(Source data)
<<<<
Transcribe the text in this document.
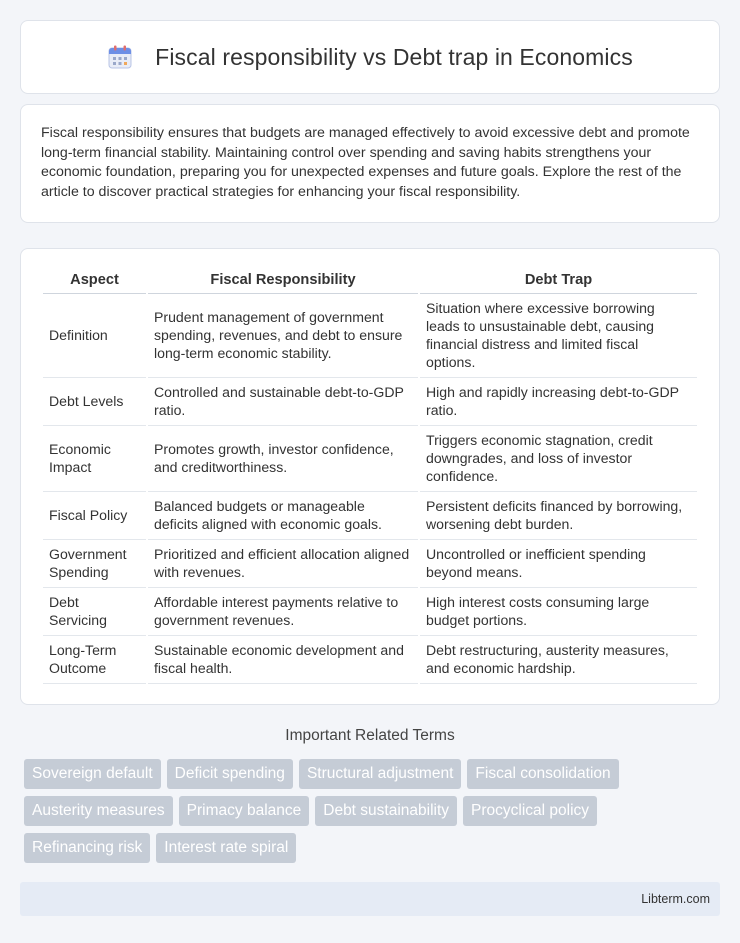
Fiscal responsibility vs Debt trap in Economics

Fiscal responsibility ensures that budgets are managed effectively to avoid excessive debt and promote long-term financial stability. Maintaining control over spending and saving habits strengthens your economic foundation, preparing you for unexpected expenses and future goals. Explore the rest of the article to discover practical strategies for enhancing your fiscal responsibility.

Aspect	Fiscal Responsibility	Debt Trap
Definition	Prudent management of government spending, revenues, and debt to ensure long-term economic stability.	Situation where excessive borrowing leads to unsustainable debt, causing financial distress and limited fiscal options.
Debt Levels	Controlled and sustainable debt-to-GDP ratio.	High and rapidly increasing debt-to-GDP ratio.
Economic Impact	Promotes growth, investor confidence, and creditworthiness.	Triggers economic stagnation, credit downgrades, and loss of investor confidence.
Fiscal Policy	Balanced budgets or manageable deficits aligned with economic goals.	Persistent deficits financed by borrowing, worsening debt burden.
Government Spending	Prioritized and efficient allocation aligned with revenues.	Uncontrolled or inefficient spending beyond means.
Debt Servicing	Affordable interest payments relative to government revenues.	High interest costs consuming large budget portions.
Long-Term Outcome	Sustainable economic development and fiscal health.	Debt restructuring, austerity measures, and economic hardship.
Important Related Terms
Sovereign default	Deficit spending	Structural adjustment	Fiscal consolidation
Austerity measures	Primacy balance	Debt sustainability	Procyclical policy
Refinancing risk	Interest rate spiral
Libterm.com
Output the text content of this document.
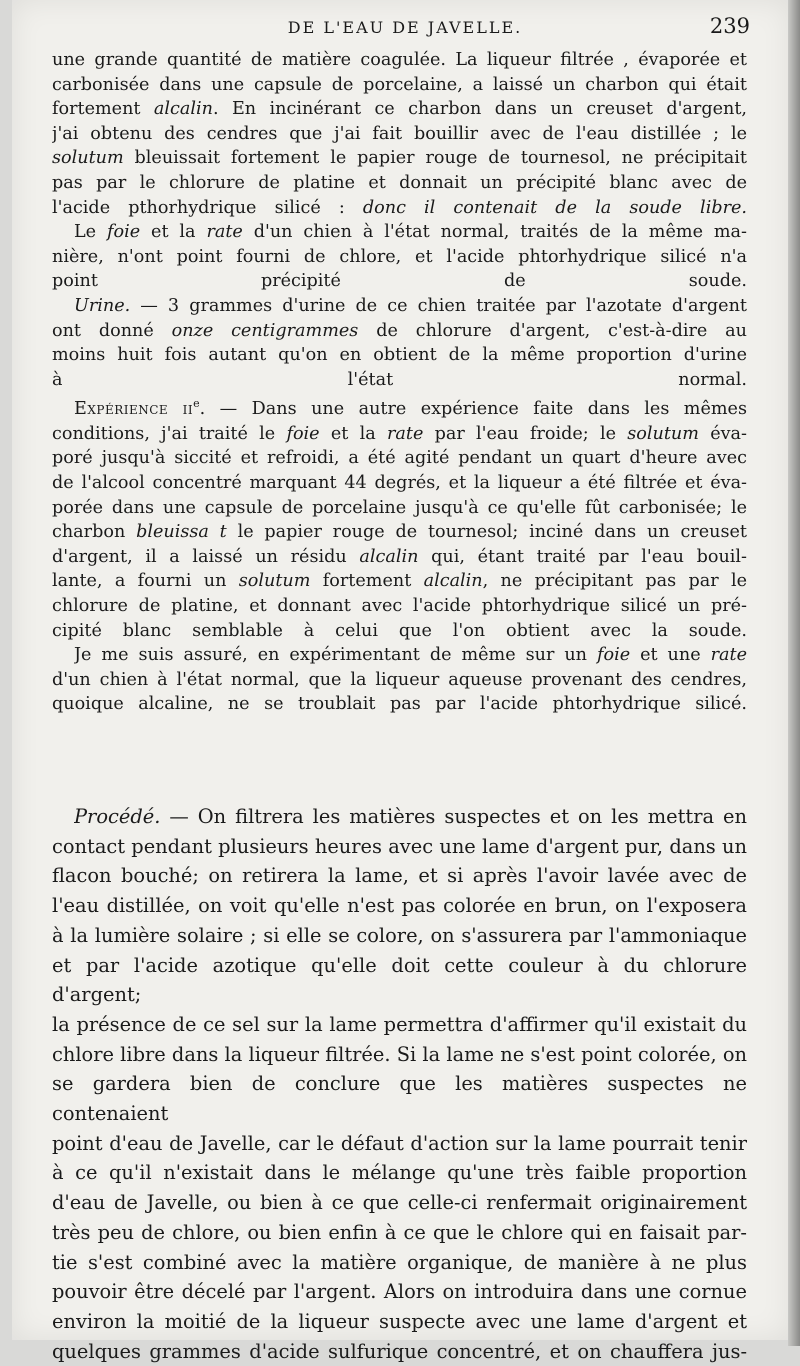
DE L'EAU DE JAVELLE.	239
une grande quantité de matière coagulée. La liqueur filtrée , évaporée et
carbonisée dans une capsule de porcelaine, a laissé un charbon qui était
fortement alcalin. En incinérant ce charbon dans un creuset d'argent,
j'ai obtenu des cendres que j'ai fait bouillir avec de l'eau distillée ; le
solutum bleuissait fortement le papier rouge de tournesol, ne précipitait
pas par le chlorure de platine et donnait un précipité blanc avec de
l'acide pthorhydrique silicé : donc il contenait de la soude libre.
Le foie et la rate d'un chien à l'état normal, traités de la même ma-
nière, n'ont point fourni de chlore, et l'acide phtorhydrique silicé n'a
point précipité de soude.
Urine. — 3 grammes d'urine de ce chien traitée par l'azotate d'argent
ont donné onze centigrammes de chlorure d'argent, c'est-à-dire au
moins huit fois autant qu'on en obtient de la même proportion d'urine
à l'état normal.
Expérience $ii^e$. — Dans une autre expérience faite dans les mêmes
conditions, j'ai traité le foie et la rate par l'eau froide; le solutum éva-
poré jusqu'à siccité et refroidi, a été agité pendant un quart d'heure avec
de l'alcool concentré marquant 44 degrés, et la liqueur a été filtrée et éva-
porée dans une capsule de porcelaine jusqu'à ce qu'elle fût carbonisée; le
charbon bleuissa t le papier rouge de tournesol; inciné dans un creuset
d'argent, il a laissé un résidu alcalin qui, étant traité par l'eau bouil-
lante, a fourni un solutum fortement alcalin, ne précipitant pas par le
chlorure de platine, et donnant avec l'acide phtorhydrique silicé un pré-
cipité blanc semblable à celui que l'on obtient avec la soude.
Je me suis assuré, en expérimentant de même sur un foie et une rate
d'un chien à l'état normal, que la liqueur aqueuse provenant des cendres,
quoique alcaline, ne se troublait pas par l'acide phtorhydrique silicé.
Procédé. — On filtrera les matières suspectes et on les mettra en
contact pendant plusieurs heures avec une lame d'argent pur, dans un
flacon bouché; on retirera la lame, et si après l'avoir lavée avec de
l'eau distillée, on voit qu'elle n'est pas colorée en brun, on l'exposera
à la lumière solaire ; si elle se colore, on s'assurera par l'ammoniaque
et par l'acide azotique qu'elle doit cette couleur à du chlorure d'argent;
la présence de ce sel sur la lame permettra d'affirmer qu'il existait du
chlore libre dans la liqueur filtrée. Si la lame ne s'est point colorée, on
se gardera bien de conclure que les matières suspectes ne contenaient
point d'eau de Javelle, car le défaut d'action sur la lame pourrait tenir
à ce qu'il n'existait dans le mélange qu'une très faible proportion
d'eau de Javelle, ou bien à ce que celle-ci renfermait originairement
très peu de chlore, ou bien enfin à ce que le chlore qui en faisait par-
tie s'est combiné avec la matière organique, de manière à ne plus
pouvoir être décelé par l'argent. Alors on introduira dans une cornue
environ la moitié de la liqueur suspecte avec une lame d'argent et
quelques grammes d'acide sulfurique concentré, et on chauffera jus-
>>>>
◆ Objective: Isolate the lines that hold the word "aligned" and copy all of them.

◆ Full solution:
Fiscal Policy	Balanced budgets or manageable deficits aligned with economic goals.	Persistent deficits financed by borrowing, worsening debt burden.
Government Spending	Prioritized and efficient allocation aligned with revenues.	Uncontrolled or inefficient spending beyond means.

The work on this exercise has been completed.